--- Consigne 1 ---
Selon l'extrait sur les modèles de croissance, qui est souvent considéré comme l'initiateur de l'analyse formalisée de la croissance, et en quelle année ?
--- Consigne 2 ---
Dans l'extrait sur les modèles de croissance, reformulez sous forme de liste le paragraphe qui commence par « Roy Harrod fut donc le premier », en conservant ses faits principaux.
--- Consigne 3 ---
Citez le passage de l'extrait sur les modèles de croissance qui va de « Le Modèle de » jusqu'à « Harrod en 1939. ».

--- Extrait ---
%%

Cet essai est une critique de ce modèle, composée de 3 parties: dans une première partie, on rappellera le fonctionnement du modèle de Solow, ses principales hypothèses et leur réalisme. Ensuite, on exposera plusieurs critiques à ce modèle, théoriques puis empiriques.
Le Modèle de Solow: porte d’entrée vers l’analyse de la croissance ?
Une brève histoire des modèles de croissance
On considère souvent que l’analyse formalisée de la croissance a commencé avec les travaux de l’économiste britannique Roy Harrod en 1939.
Ceci dit, les questions de la croissance économique et de l’accumulation du capital ont déjà été traitées par l’école physiocrate, Adam Smith ou encore Karl Marx. Mais toutes ces formulations étaient “littéraires”, or la révolution walrassienne étant passée par là, l’économie est devenue une science formalisée et mathématisée. On attendait donc des modèles de croissance qu’ils fussent formalisés et exprimés en termes mathématiques.
Roy Harrod fut donc le premier à proposer un modèle de croissance instable. La croissance économique est par définition la croissance de la production. Pour ce keynésien, elle est donc sensible aux décisions d’investir et de produire des entreprises. Les entreprises choisissent de produire en fonction de ce qu’elles attendent : si elles anticipent une hausse de la demande elles vont produire et investir plus et vice versa. Par conséquent, il faut tenir compte de ces anticipations (a-t-on produit trop? prévoit-on de produire encore plus l’an prochain?). Cependant, de façon plus concrète, la production requiert des machines, et le rythme d’accumulation du capital est aussi un déterminant fondamental de la croissance. Or rien n’assure que ces deux aspects coïncident, ce qui mène à une croissance instable: si l’on accumule plus de machines que les anticipations de production ne le nécessitent, alors on se retrouve avec une capacité de production trop importante pour la situation, et vice-versa. On peut même rajouter la question de l’évolution de la démographie, ce qui rend ce modèle encore plus instable. Ce modèle n’était pas forcément facile à suivre, mais il laissait voir une interaction entre la croissance de long-terme (accumulation de capital) et la croissance de court-terme (crises et booms économiques).

%%

(Relevés d'annotation par coordonnées)
%%

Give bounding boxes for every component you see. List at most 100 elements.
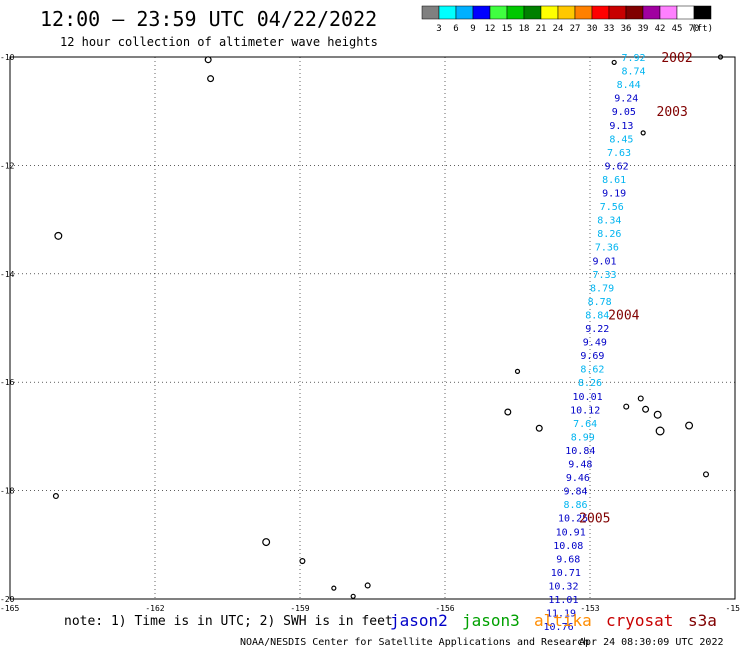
wave-height-label: 10.01: [573, 392, 603, 403]
wave-height-label: 10.71: [551, 568, 581, 579]
island-outline: [535, 424, 543, 432]
wave-height-label: 9.05: [612, 107, 636, 118]
mission-label-jason2: jason2: [390, 611, 448, 630]
color-scale-labels: 3 6 9 12 15 18 21 24 27 30 33 36 39 42 45 70(ft): [436, 24, 713, 34]
wave-height-label: 8.34: [597, 216, 621, 227]
x-tick-label: -159: [290, 604, 309, 613]
island-outline: [640, 130, 646, 136]
color-scale-swatch: [642, 5, 661, 20]
island-outline: [702, 471, 710, 478]
y-tick-label: -14: [0, 270, 15, 279]
wave-height-label: 8.45: [609, 134, 633, 145]
wave-height-label: 7.33: [592, 270, 616, 281]
color-scale-label: 3: [436, 24, 441, 34]
wave-height-label: 9.48: [568, 460, 592, 471]
color-scale-swatch: [693, 5, 712, 20]
x-tick-labels: -165 -162 -159 -156 -153 -15: [0, 604, 740, 613]
x-tick-label: -165: [0, 604, 19, 613]
wave-height-label: 9.69: [580, 351, 604, 362]
wave-height-label: 7.92: [621, 53, 645, 64]
color-scale-bar: [421, 5, 712, 20]
island-outline: [611, 59, 617, 66]
wave-height-label: 10.84: [565, 446, 595, 457]
color-scale-unit: (ft): [691, 24, 713, 34]
time-labels: 2002 2003 2004 2005: [579, 51, 692, 527]
island-outline: [514, 368, 521, 374]
wave-height-label: 8.61: [602, 175, 626, 186]
wave-height-label: 8.86: [563, 500, 587, 511]
color-scale-label: 30: [587, 24, 598, 34]
wave-height-label: 8.99: [571, 432, 595, 443]
island-outline: [299, 558, 306, 565]
color-scale-label: 6: [453, 24, 458, 34]
island-outline: [350, 593, 356, 599]
island-outline: [204, 56, 212, 64]
wave-height-label: 10.32: [548, 581, 578, 592]
y-tick-labels: -10 -12 -14 -16 -18 -20: [0, 53, 15, 604]
footer-timestamp: Apr 24 08:30:09 UTC 2022: [579, 637, 724, 648]
color-scale-swatch: [523, 5, 542, 20]
mission-label-s3a: s3a: [688, 611, 717, 630]
color-scale-label: 33: [604, 24, 615, 34]
color-scale-label: 15: [502, 24, 513, 34]
color-scale-swatch: [506, 5, 525, 20]
island-outline: [717, 54, 724, 60]
color-scale-swatch: [574, 5, 593, 20]
wave-height-label: 7.64: [573, 419, 597, 430]
x-tick-label: -153: [580, 604, 599, 613]
wave-height-label: 9.62: [605, 161, 629, 172]
grid-lines: [10, 57, 735, 599]
wave-height-label: 10.25: [558, 514, 588, 525]
island-outline: [504, 408, 512, 416]
color-scale-swatch: [659, 5, 678, 20]
color-scale-swatch: [489, 5, 508, 20]
x-tick-label: -15: [726, 604, 740, 613]
island-outline: [685, 421, 694, 430]
color-scale-swatch: [557, 5, 576, 20]
wave-height-labels: 7.92 8.74 8.44 9.24 9.05 9.13 8.45 7.63 9.62 8.61…: [544, 53, 646, 633]
color-scale-label: 9: [470, 24, 475, 34]
wave-height-label: 10.12: [570, 405, 600, 416]
color-scale-label: 70: [689, 24, 700, 34]
color-scale-swatch: [591, 5, 610, 20]
wave-height-label: 8.44: [617, 80, 641, 91]
color-scale-swatch: [472, 5, 491, 20]
island-outline: [52, 493, 59, 500]
color-scale-label: 18: [519, 24, 530, 34]
time-label: 2004: [608, 308, 639, 323]
island-outline: [54, 231, 63, 240]
color-scale-swatch: [625, 5, 644, 20]
island-outline: [364, 582, 371, 589]
color-scale-label: 42: [655, 24, 666, 34]
island-outline: [655, 426, 665, 436]
wave-height-label: 10.91: [556, 527, 586, 538]
wave-height-label: 8.84: [585, 310, 609, 321]
wave-height-label: 8.74: [621, 67, 645, 78]
color-scale-swatch: [455, 5, 474, 20]
wave-height-label: 8.62: [580, 365, 604, 376]
island-outline: [262, 538, 271, 547]
color-scale-swatch: [540, 5, 559, 20]
color-scale-label: 45: [672, 24, 683, 34]
island-outline: [653, 410, 662, 419]
mission-label-cryosat: cryosat: [606, 611, 673, 630]
island-outline: [623, 403, 630, 410]
color-scale-label: 24: [553, 24, 564, 34]
y-tick-label: -20: [0, 595, 15, 604]
time-label: 2005: [579, 512, 610, 527]
footer-credit: NOAA/NESDIS Center for Satellite Applica…: [240, 637, 589, 648]
wave-height-label: 10.76: [544, 622, 574, 633]
color-scale-swatch: [676, 5, 695, 20]
wave-height-label: 9.68: [556, 554, 580, 565]
wave-height-label: 8.78: [588, 297, 612, 308]
wave-height-label: 11.01: [548, 595, 578, 606]
y-tick-label: -18: [0, 487, 15, 496]
island-outline: [637, 395, 644, 402]
mission-label-jason3: jason3: [462, 611, 520, 630]
wave-height-label: 9.19: [602, 189, 626, 200]
mission-legend: jason2 jason3 altika cryosat s3a: [390, 611, 717, 630]
plot-frame: [9, 56, 736, 600]
color-scale-label: 36: [621, 24, 632, 34]
color-scale-label: 12: [485, 24, 496, 34]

%%

--- Corrigé complet 1 ---
L'économiste britannique Roy Harrod, en 1939.

--- Corrigé complet 2 ---
- Roy Harrod propose le premier modèle de croissance instable.
- La croissance économique se définit comme la croissance de la production.
- Pour ce keynésien, elle dépend des décisions d'investir et de produire des entreprises.
- Les entreprises produisent et investissent selon leurs anticipations de la demande : plus si elles prévoient une hausse, moins dans le cas contraire.
- Le rythme d'accumulation du capital (les machines) est aussi un déterminant fondamental de la croissance.
- Rien ne garantit que l'accumulation de capital corresponde aux anticipations de production, d'où une capacité de production excessive ou insuffisante, et donc une croissance instable.
- L'évolution démographique rend le modèle encore plus instable.
- Malgré sa difficulté, le modèle montre l'interaction entre croissance de long terme (accumulation de capital) et croissance de court terme (crises et booms).

--- Corrigé complet 3 ---
Le Modèle de Solow: porte d’entrée vers l’analyse de la croissance ?
Une brève histoire des modèles de croissance
On considère souvent que l’analyse formalisée de la croissance a commencé avec les travaux de l’économiste britannique Roy Harrod en 1939.